(Stored data entries)
-----

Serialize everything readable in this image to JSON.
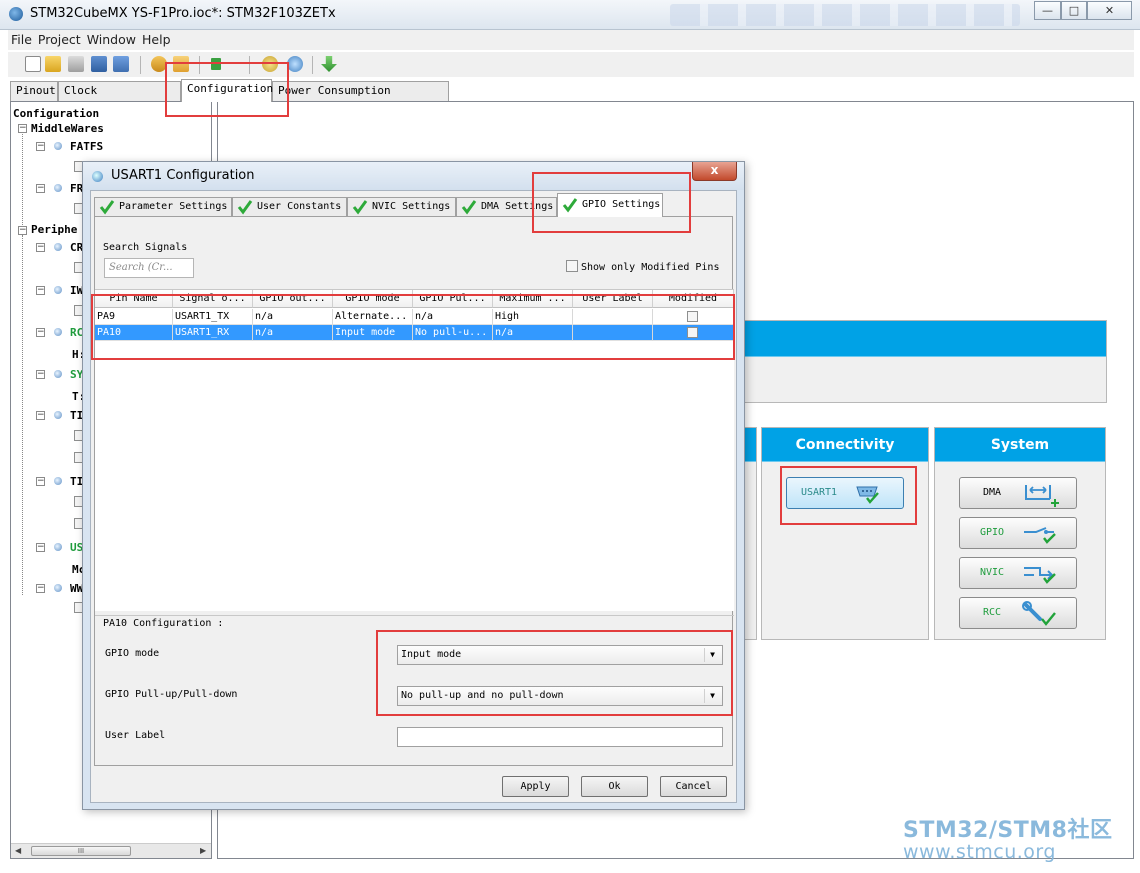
{
  "window": {
    "title": "STM32CubeMX YS-F1Pro.ioc*: STM32F103ZETx",
    "minimize": "—",
    "maximize": "□",
    "close": "✕"
  },
  "menu": [
    "File",
    "Project",
    "Window",
    "Help"
  ],
  "main_tabs": [
    "Pinout",
    "Clock Configuration",
    "Configuration",
    "Power Consumption Calculator"
  ],
  "tree": {
    "root": "Configuration",
    "middlewares": "MiddleWares",
    "fatfs": "FATFS",
    "fr": "FR",
    "peripherals": "Periphe",
    "items": [
      "CR",
      "IW",
      "RC",
      "H:",
      "SY",
      "T:",
      "TI",
      "TI",
      "US",
      "Mc",
      "WW"
    ]
  },
  "scroll_grip": "III",
  "categories": {
    "connectivity": "Connectivity",
    "system": "System"
  },
  "peripheral_buttons": {
    "usart1": "USART1",
    "dma": "DMA",
    "gpio": "GPIO",
    "nvic": "NVIC",
    "rcc": "RCC"
  },
  "dialog": {
    "title": "USART1 Configuration",
    "close": "x",
    "tabs": [
      "Parameter Settings",
      "User Constants",
      "NVIC Settings",
      "DMA Settings",
      "GPIO Settings"
    ],
    "search_label": "Search Signals",
    "search_placeholder": "Search (Cr...",
    "show_modified": "Show only Modified Pins",
    "columns": [
      "Pin Name",
      "Signal o...",
      "GPIO out...",
      "GPIO mode",
      "GPIO Pul...",
      "Maximum ...",
      "User Label",
      "Modified"
    ],
    "rows": [
      {
        "pin": "PA9",
        "signal": "USART1_TX",
        "output": "n/a",
        "mode": "Alternate...",
        "pull": "n/a",
        "speed": "High",
        "label": ""
      },
      {
        "pin": "PA10",
        "signal": "USART1_RX",
        "output": "n/a",
        "mode": "Input mode",
        "pull": "No pull-u...",
        "speed": "n/a",
        "label": ""
      }
    ],
    "config_title": "PA10 Configuration :",
    "fields": {
      "gpio_mode_label": "GPIO mode",
      "gpio_mode_value": "Input mode",
      "pull_label": "GPIO Pull-up/Pull-down",
      "pull_value": "No pull-up and no pull-down",
      "user_label": "User Label",
      "user_label_value": ""
    },
    "buttons": {
      "apply": "Apply",
      "ok": "Ok",
      "cancel": "Cancel"
    }
  },
  "watermark": {
    "line1": "STM32/STM8社区",
    "line2": "www.stmcu.org"
  }
}
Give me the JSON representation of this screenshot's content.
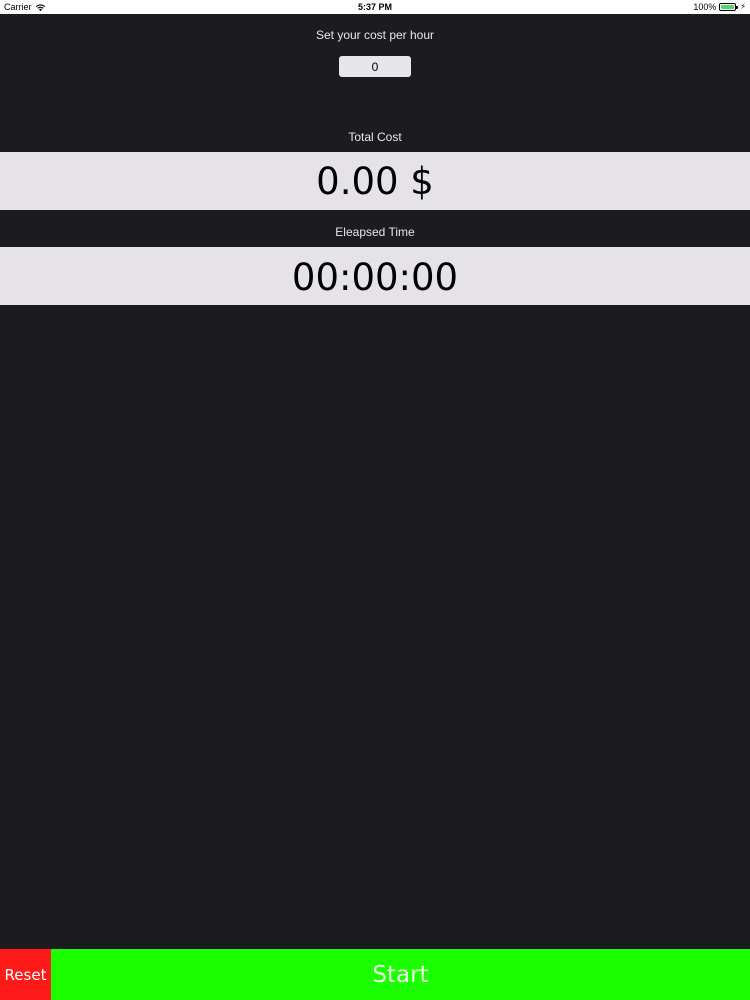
{
  "status_bar": {
    "carrier": "Carrier",
    "time": "5:37 PM",
    "battery": "100%",
    "icons": [
      "wifi-icon",
      "battery-icon",
      "charging-icon"
    ]
  },
  "cost_section": {
    "label": "Set your cost per hour",
    "input_value": "0"
  },
  "total_cost": {
    "label": "Total Cost",
    "value": "0.00 $"
  },
  "elapsed_time": {
    "label": "Eleapsed Time",
    "value": "00:00:00"
  },
  "buttons": {
    "reset_label": "Reset",
    "start_label": "Start"
  },
  "colors": {
    "background": "#1c1b1f",
    "display_band": "#e5e3e8",
    "reset": "#ff1a1a",
    "start": "#1bff00",
    "battery": "#4cd964"
  }
}
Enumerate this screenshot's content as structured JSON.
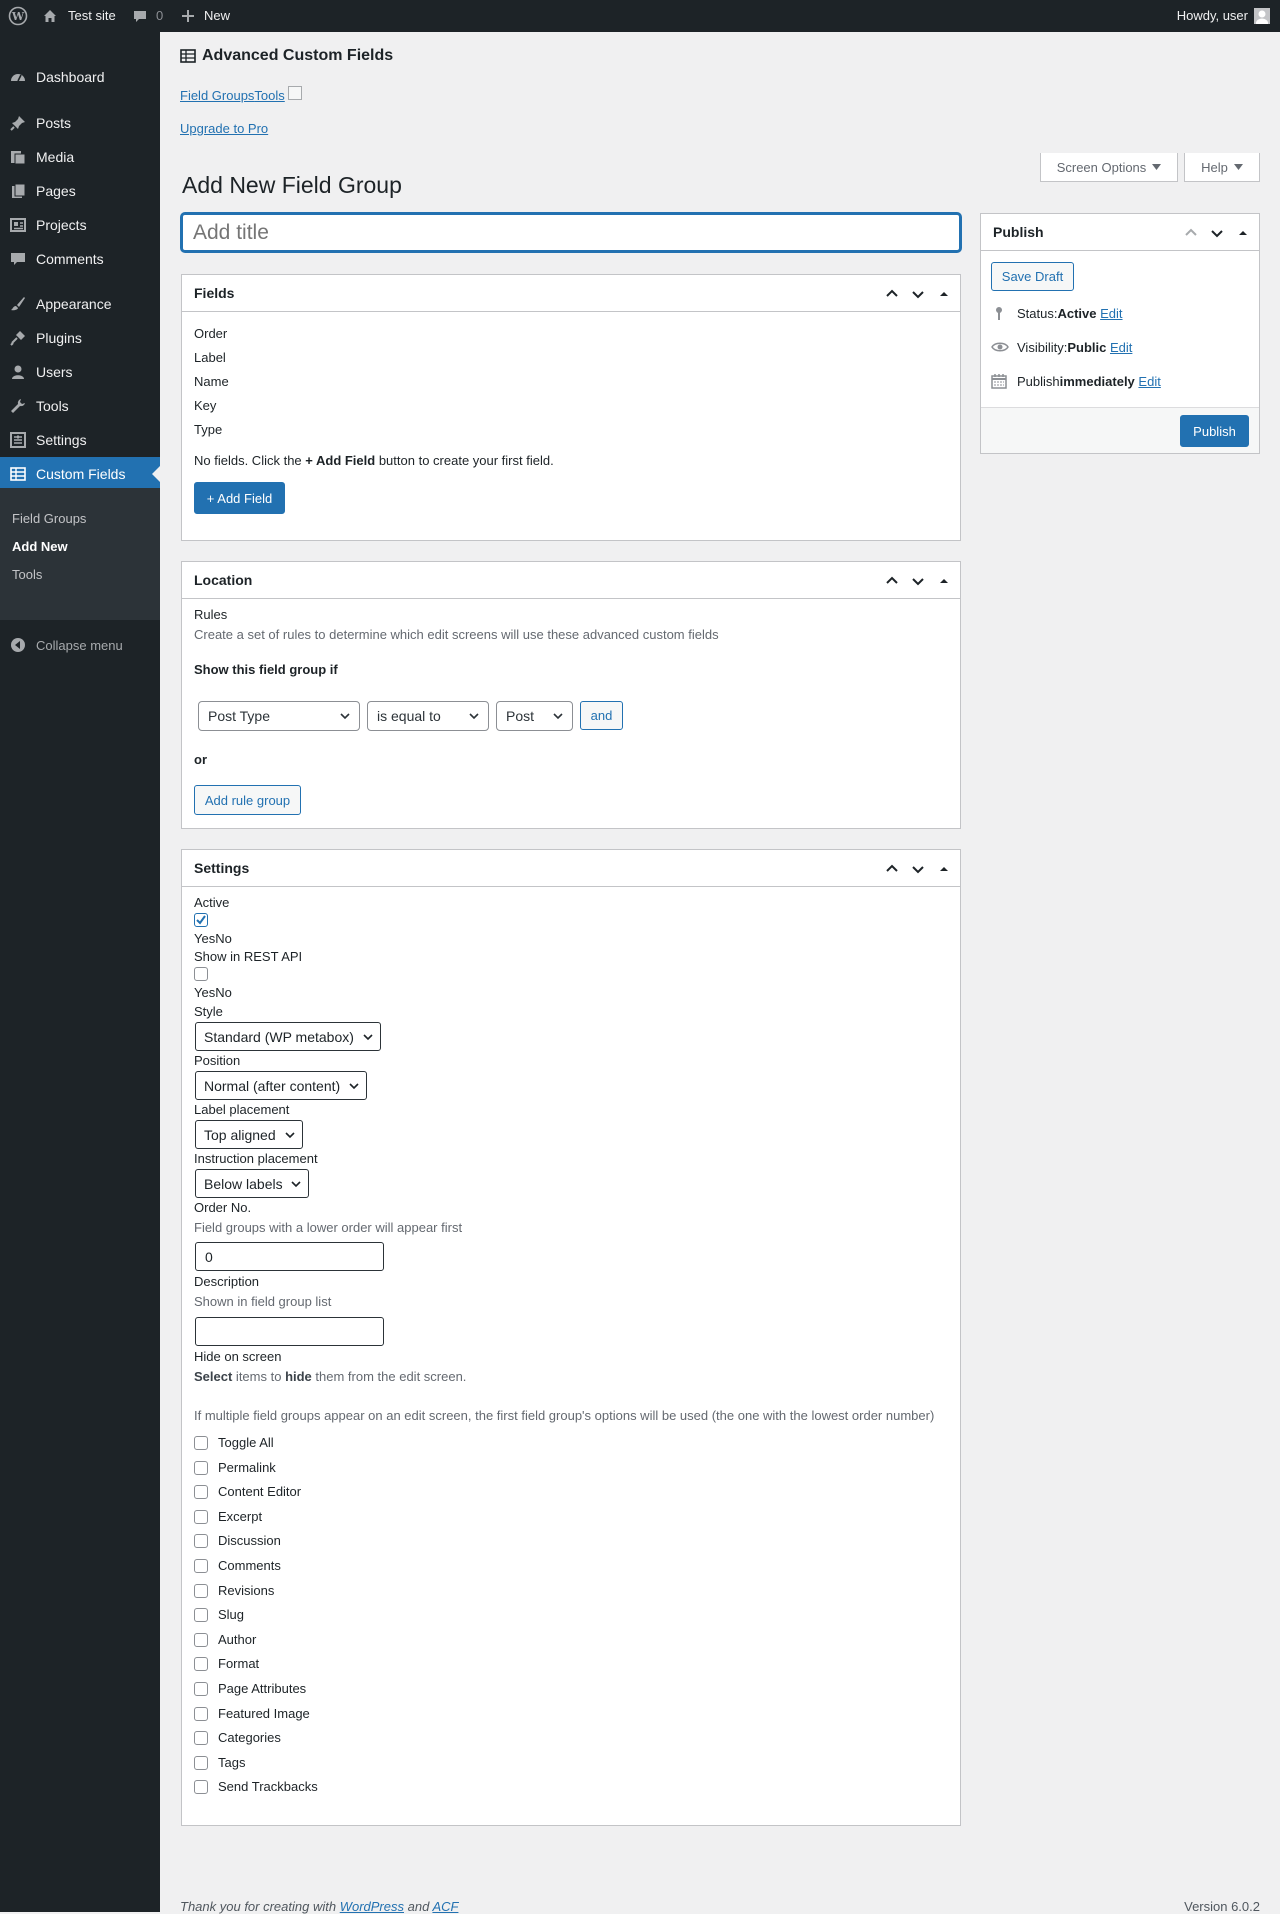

-----

Write out the listing above again, exactly, but with no pictures in the copy.

Serialize everything readable in this image to JSON.
{
  "window": {
    "title": "STM32CubeMX YS-F1Pro.ioc*: STM32F103ZETx",
    "minimize": "—",
    "maximize": "□",
    "close": "✕"
  },
  "menu": [
    "File",
    "Project",
    "Window",
    "Help"
  ],
  "main_tabs": [
    "Pinout",
    "Clock Configuration",
    "Configuration",
    "Power Consumption Calculator"
  ],
  "tree": {
    "root": "Configuration",
    "middlewares": "MiddleWares",
    "fatfs": "FATFS",
    "fr": "FR",
    "peripherals": "Periphe",
    "items": [
      "CR",
      "IW",
      "RC",
      "H:",
      "SY",
      "T:",
      "TI",
      "TI",
      "US",
      "Mc",
      "WW"
    ]
  },
  "scroll_grip": "III",
  "categories": {
    "connectivity": "Connectivity",
    "system": "System"
  },
  "peripheral_buttons": {
    "usart1": "USART1",
    "dma": "DMA",
    "gpio": "GPIO",
    "nvic": "NVIC",
    "rcc": "RCC"
  },
  "dialog": {
    "title": "USART1 Configuration",
    "close": "x",
    "tabs": [
      "Parameter Settings",
      "User Constants",
      "NVIC Settings",
      "DMA Settings",
      "GPIO Settings"
    ],
    "search_label": "Search Signals",
    "search_placeholder": "Search (Cr...",
    "show_modified": "Show only Modified Pins",
    "columns": [
      "Pin Name",
      "Signal o...",
      "GPIO out...",
      "GPIO mode",
      "GPIO Pul...",
      "Maximum ...",
      "User Label",
      "Modified"
    ],
    "rows": [
      {
        "pin": "PA9",
        "signal": "USART1_TX",
        "output": "n/a",
        "mode": "Alternate...",
        "pull": "n/a",
        "speed": "High",
        "label": ""
      },
      {
        "pin": "PA10",
        "signal": "USART1_RX",
        "output": "n/a",
        "mode": "Input mode",
        "pull": "No pull-u...",
        "speed": "n/a",
        "label": ""
      }
    ],
    "config_title": "PA10 Configuration :",
    "fields": {
      "gpio_mode_label": "GPIO mode",
      "gpio_mode_value": "Input mode",
      "pull_label": "GPIO Pull-up/Pull-down",
      "pull_value": "No pull-up and no pull-down",
      "user_label": "User Label",
      "user_label_value": ""
    },
    "buttons": {
      "apply": "Apply",
      "ok": "Ok",
      "cancel": "Cancel"
    }
  },
  "watermark": {
    "line1": "STM32/STM8社区",
    "line2": "www.stmcu.org"
  }
}
Give me the JSON representation of this screenshot's content.
{
  "status_bar": {
    "carrier": "Carrier",
    "time": "5:37 PM",
    "battery": "100%",
    "icons": [
      "wifi-icon",
      "battery-icon",
      "charging-icon"
    ]
  },
  "cost_section": {
    "label": "Set your cost per hour",
    "input_value": "0"
  },
  "total_cost": {
    "label": "Total Cost",
    "value": "0.00 $"
  },
  "elapsed_time": {
    "label": "Eleapsed Time",
    "value": "00:00:00"
  },
  "buttons": {
    "reset_label": "Reset",
    "start_label": "Start"
  },
  "colors": {
    "background": "#1c1b1f",
    "display_band": "#e5e3e8",
    "reset": "#ff1a1a",
    "start": "#1bff00",
    "battery": "#4cd964"
  }
}
Enumerate this screenshot's content as structured JSON.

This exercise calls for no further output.